◆ What you will do ◆
Transcribe the lines below verbatim, skipping the images.

◆ Data excerpts ◆
▬▬▬▬▬▬▬▬▬▬
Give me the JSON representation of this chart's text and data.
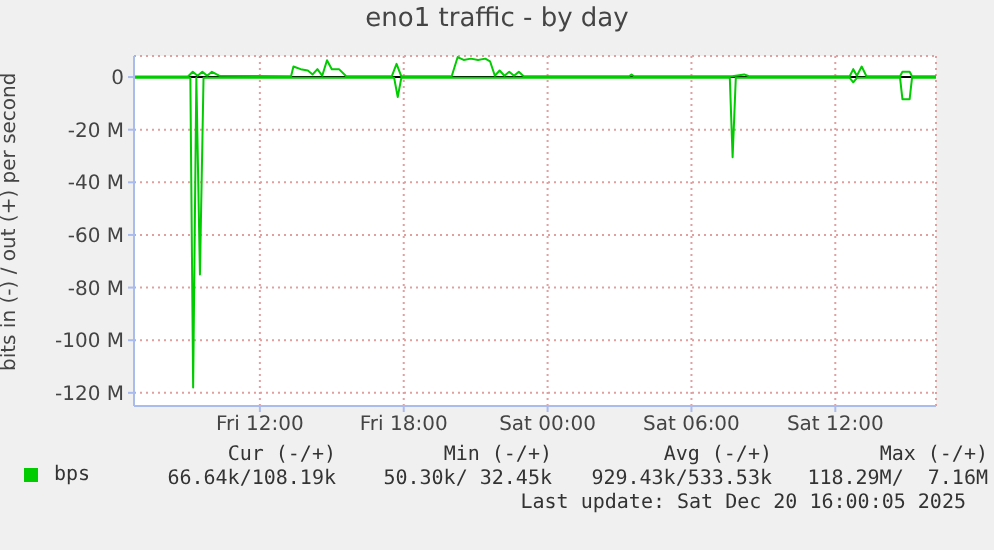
{
  "chart_data": {
    "type": "line",
    "title": "eno1 traffic - by day",
    "ylabel": "bits in (-) / out (+) per second",
    "xlim": [
      "2025-12-19T06:45",
      "2025-12-20T16:12"
    ],
    "xticks": [
      {
        "value": "2025-12-19T12:00",
        "label": "Fri 12:00"
      },
      {
        "value": "2025-12-19T18:00",
        "label": "Fri 18:00"
      },
      {
        "value": "2025-12-20T00:00",
        "label": "Sat 00:00"
      },
      {
        "value": "2025-12-20T06:00",
        "label": "Sat 06:00"
      },
      {
        "value": "2025-12-20T12:00",
        "label": "Sat 12:00"
      }
    ],
    "ylim": [
      -125,
      8
    ],
    "yticks": [
      {
        "value": -120,
        "label": "-120 M"
      },
      {
        "value": -100,
        "label": "-100 M"
      },
      {
        "value": -80,
        "label": "-80 M"
      },
      {
        "value": -60,
        "label": "-60 M"
      },
      {
        "value": -40,
        "label": "-40 M"
      },
      {
        "value": -20,
        "label": "-20 M"
      },
      0
    ],
    "grid": true,
    "legend": "bottom left",
    "marker": "none",
    "line_style": "solid",
    "ref_lines": [
      {
        "axis": "y",
        "value": 0,
        "label": null,
        "color": "#000000"
      }
    ],
    "series": [
      {
        "name": "bps",
        "color": "#00cc00",
        "x": [
          "2025-12-19T06:45",
          "2025-12-19T09:06",
          "2025-12-19T09:13",
          "2025-12-19T09:21",
          "2025-12-19T09:30",
          "2025-12-19T09:39",
          "2025-12-19T17:36",
          "2025-12-19T17:45",
          "2025-12-19T17:54",
          "2025-12-20T07:36",
          "2025-12-20T07:43",
          "2025-12-20T07:51",
          "2025-12-20T12:36",
          "2025-12-20T12:45",
          "2025-12-20T12:54",
          "2025-12-20T14:42",
          "2025-12-20T14:48",
          "2025-12-20T15:06",
          "2025-12-20T15:12",
          "2025-12-20T16:12"
        ],
        "values": [
          -0.3,
          -0.3,
          -118,
          -0.3,
          -75,
          -0.3,
          -0.3,
          -7.6,
          -0.3,
          -0.3,
          -30.5,
          -0.3,
          -0.3,
          -2,
          -0.3,
          -0.3,
          -8.4,
          -8.4,
          -0.3,
          -0.3
        ]
      },
      {
        "color": "#00cc00",
        "x": [
          "2025-12-19T06:45",
          "2025-12-19T09:00",
          "2025-12-19T09:12",
          "2025-12-19T09:24",
          "2025-12-19T09:36",
          "2025-12-19T09:48",
          "2025-12-19T10:00",
          "2025-12-19T10:18",
          "2025-12-19T13:18",
          "2025-12-19T13:24",
          "2025-12-19T13:42",
          "2025-12-19T14:00",
          "2025-12-19T14:12",
          "2025-12-19T14:24",
          "2025-12-19T14:36",
          "2025-12-19T14:48",
          "2025-12-19T15:00",
          "2025-12-19T15:18",
          "2025-12-19T15:36",
          "2025-12-19T17:30",
          "2025-12-19T17:42",
          "2025-12-19T17:54",
          "2025-12-19T20:00",
          "2025-12-19T20:15",
          "2025-12-19T20:30",
          "2025-12-19T20:48",
          "2025-12-19T21:06",
          "2025-12-19T21:24",
          "2025-12-19T21:36",
          "2025-12-19T21:48",
          "2025-12-19T22:00",
          "2025-12-19T22:12",
          "2025-12-19T22:24",
          "2025-12-19T22:36",
          "2025-12-19T22:48",
          "2025-12-19T23:00",
          "2025-12-20T03:24",
          "2025-12-20T03:30",
          "2025-12-20T03:36",
          "2025-12-20T07:42",
          "2025-12-20T08:12",
          "2025-12-20T08:24",
          "2025-12-20T12:36",
          "2025-12-20T12:45",
          "2025-12-20T12:54",
          "2025-12-20T13:06",
          "2025-12-20T13:18",
          "2025-12-20T14:42",
          "2025-12-20T14:48",
          "2025-12-20T15:06",
          "2025-12-20T15:12",
          "2025-12-20T16:12"
        ],
        "values": [
          0.2,
          0.2,
          2,
          0.5,
          2,
          0.5,
          2,
          0.5,
          0.3,
          4,
          3,
          2.5,
          1,
          3,
          0.5,
          6.4,
          3,
          3,
          0.3,
          0.3,
          5,
          0.3,
          0.3,
          7.6,
          6.5,
          7,
          6.5,
          7,
          6,
          0.5,
          2.5,
          0.5,
          2,
          0.5,
          2,
          0.3,
          0.3,
          1,
          0.3,
          0.3,
          1,
          0.3,
          0.3,
          3,
          0.5,
          4,
          0.3,
          0.3,
          2,
          2,
          0.3,
          0.3
        ]
      }
    ],
    "annotations": [
      "Cur (-/+)",
      "Min (-/+)",
      "Avg (-/+)",
      "Max (-/+)",
      "66.64k/108.19k",
      "50.30k/ 32.45k",
      "929.43k/533.53k",
      "118.29M/  7.16M",
      "Last update: Sat Dec 20 16:00:05 2025"
    ]
  }
}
▬▬▬▬▬▬▬▬▬▬
◆ Response to this task ◆
Give me the JSON representation of this chart's text and data.
{
  "chart_data": {
    "type": "line",
    "title": "eno1 traffic - by day",
    "ylabel": "bits in (-) / out (+) per second",
    "xlim": [
      "2025-12-19T06:45",
      "2025-12-20T16:12"
    ],
    "xticks": [
      {
        "value": "2025-12-19T12:00",
        "label": "Fri 12:00"
      },
      {
        "value": "2025-12-19T18:00",
        "label": "Fri 18:00"
      },
      {
        "value": "2025-12-20T00:00",
        "label": "Sat 00:00"
      },
      {
        "value": "2025-12-20T06:00",
        "label": "Sat 06:00"
      },
      {
        "value": "2025-12-20T12:00",
        "label": "Sat 12:00"
      }
    ],
    "ylim": [
      -125,
      8
    ],
    "yticks": [
      {
        "value": -120,
        "label": "-120 M"
      },
      {
        "value": -100,
        "label": "-100 M"
      },
      {
        "value": -80,
        "label": "-80 M"
      },
      {
        "value": -60,
        "label": "-60 M"
      },
      {
        "value": -40,
        "label": "-40 M"
      },
      {
        "value": -20,
        "label": "-20 M"
      },
      0
    ],
    "grid": true,
    "legend": "bottom left",
    "marker": "none",
    "line_style": "solid",
    "ref_lines": [
      {
        "axis": "y",
        "value": 0,
        "label": null,
        "color": "#000000"
      }
    ],
    "series": [
      {
        "name": "bps",
        "color": "#00cc00",
        "x": [
          "2025-12-19T06:45",
          "2025-12-19T09:06",
          "2025-12-19T09:13",
          "2025-12-19T09:21",
          "2025-12-19T09:30",
          "2025-12-19T09:39",
          "2025-12-19T17:36",
          "2025-12-19T17:45",
          "2025-12-19T17:54",
          "2025-12-20T07:36",
          "2025-12-20T07:43",
          "2025-12-20T07:51",
          "2025-12-20T12:36",
          "2025-12-20T12:45",
          "2025-12-20T12:54",
          "2025-12-20T14:42",
          "2025-12-20T14:48",
          "2025-12-20T15:06",
          "2025-12-20T15:12",
          "2025-12-20T16:12"
        ],
        "values": [
          -0.3,
          -0.3,
          -118,
          -0.3,
          -75,
          -0.3,
          -0.3,
          -7.6,
          -0.3,
          -0.3,
          -30.5,
          -0.3,
          -0.3,
          -2,
          -0.3,
          -0.3,
          -8.4,
          -8.4,
          -0.3,
          -0.3
        ]
      },
      {
        "color": "#00cc00",
        "x": [
          "2025-12-19T06:45",
          "2025-12-19T09:00",
          "2025-12-19T09:12",
          "2025-12-19T09:24",
          "2025-12-19T09:36",
          "2025-12-19T09:48",
          "2025-12-19T10:00",
          "2025-12-19T10:18",
          "2025-12-19T13:18",
          "2025-12-19T13:24",
          "2025-12-19T13:42",
          "2025-12-19T14:00",
          "2025-12-19T14:12",
          "2025-12-19T14:24",
          "2025-12-19T14:36",
          "2025-12-19T14:48",
          "2025-12-19T15:00",
          "2025-12-19T15:18",
          "2025-12-19T15:36",
          "2025-12-19T17:30",
          "2025-12-19T17:42",
          "2025-12-19T17:54",
          "2025-12-19T20:00",
          "2025-12-19T20:15",
          "2025-12-19T20:30",
          "2025-12-19T20:48",
          "2025-12-19T21:06",
          "2025-12-19T21:24",
          "2025-12-19T21:36",
          "2025-12-19T21:48",
          "2025-12-19T22:00",
          "2025-12-19T22:12",
          "2025-12-19T22:24",
          "2025-12-19T22:36",
          "2025-12-19T22:48",
          "2025-12-19T23:00",
          "2025-12-20T03:24",
          "2025-12-20T03:30",
          "2025-12-20T03:36",
          "2025-12-20T07:42",
          "2025-12-20T08:12",
          "2025-12-20T08:24",
          "2025-12-20T12:36",
          "2025-12-20T12:45",
          "2025-12-20T12:54",
          "2025-12-20T13:06",
          "2025-12-20T13:18",
          "2025-12-20T14:42",
          "2025-12-20T14:48",
          "2025-12-20T15:06",
          "2025-12-20T15:12",
          "2025-12-20T16:12"
        ],
        "values": [
          0.2,
          0.2,
          2,
          0.5,
          2,
          0.5,
          2,
          0.5,
          0.3,
          4,
          3,
          2.5,
          1,
          3,
          0.5,
          6.4,
          3,
          3,
          0.3,
          0.3,
          5,
          0.3,
          0.3,
          7.6,
          6.5,
          7,
          6.5,
          7,
          6,
          0.5,
          2.5,
          0.5,
          2,
          0.5,
          2,
          0.3,
          0.3,
          1,
          0.3,
          0.3,
          1,
          0.3,
          0.3,
          3,
          0.5,
          4,
          0.3,
          0.3,
          2,
          2,
          0.3,
          0.3
        ]
      }
    ],
    "annotations": [
      "Cur (-/+)",
      "Min (-/+)",
      "Avg (-/+)",
      "Max (-/+)",
      "66.64k/108.19k",
      "50.30k/ 32.45k",
      "929.43k/533.53k",
      "118.29M/  7.16M",
      "Last update: Sat Dec 20 16:00:05 2025"
    ]
  }
}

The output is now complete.